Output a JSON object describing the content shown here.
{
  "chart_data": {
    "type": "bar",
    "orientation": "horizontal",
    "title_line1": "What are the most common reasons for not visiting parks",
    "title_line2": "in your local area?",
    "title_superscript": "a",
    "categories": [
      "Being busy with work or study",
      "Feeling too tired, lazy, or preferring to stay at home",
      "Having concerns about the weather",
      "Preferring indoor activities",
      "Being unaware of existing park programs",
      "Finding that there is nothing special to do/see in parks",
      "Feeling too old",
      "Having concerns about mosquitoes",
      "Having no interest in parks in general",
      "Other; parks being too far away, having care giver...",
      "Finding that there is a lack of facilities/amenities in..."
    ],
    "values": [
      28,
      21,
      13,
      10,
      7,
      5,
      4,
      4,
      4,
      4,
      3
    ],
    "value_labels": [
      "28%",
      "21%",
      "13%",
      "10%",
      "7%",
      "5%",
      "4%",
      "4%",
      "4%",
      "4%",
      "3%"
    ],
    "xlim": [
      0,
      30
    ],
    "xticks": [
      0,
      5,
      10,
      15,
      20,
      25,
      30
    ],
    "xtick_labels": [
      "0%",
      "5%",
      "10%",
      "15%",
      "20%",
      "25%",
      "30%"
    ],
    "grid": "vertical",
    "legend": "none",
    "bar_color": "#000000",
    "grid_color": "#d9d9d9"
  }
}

WHAT TO DO:
Your task is to retype all of the records exactly.

FINISHED TASK:
Output a JSON object describing the content shown here.
{
  "chart_data": {
    "type": "bar",
    "orientation": "horizontal",
    "title_line1": "What are the most common reasons for not visiting parks",
    "title_line2": "in your local area?",
    "title_superscript": "a",
    "categories": [
      "Being busy with work or study",
      "Feeling too tired, lazy, or preferring to stay at home",
      "Having concerns about the weather",
      "Preferring indoor activities",
      "Being unaware of existing park programs",
      "Finding that there is nothing special to do/see in parks",
      "Feeling too old",
      "Having concerns about mosquitoes",
      "Having no interest in parks in general",
      "Other; parks being too far away, having care giver...",
      "Finding that there is a lack of facilities/amenities in..."
    ],
    "values": [
      28,
      21,
      13,
      10,
      7,
      5,
      4,
      4,
      4,
      4,
      3
    ],
    "value_labels": [
      "28%",
      "21%",
      "13%",
      "10%",
      "7%",
      "5%",
      "4%",
      "4%",
      "4%",
      "4%",
      "3%"
    ],
    "xlim": [
      0,
      30
    ],
    "xticks": [
      0,
      5,
      10,
      15,
      20,
      25,
      30
    ],
    "xtick_labels": [
      "0%",
      "5%",
      "10%",
      "15%",
      "20%",
      "25%",
      "30%"
    ],
    "grid": "vertical",
    "legend": "none",
    "bar_color": "#000000",
    "grid_color": "#d9d9d9"
  }
}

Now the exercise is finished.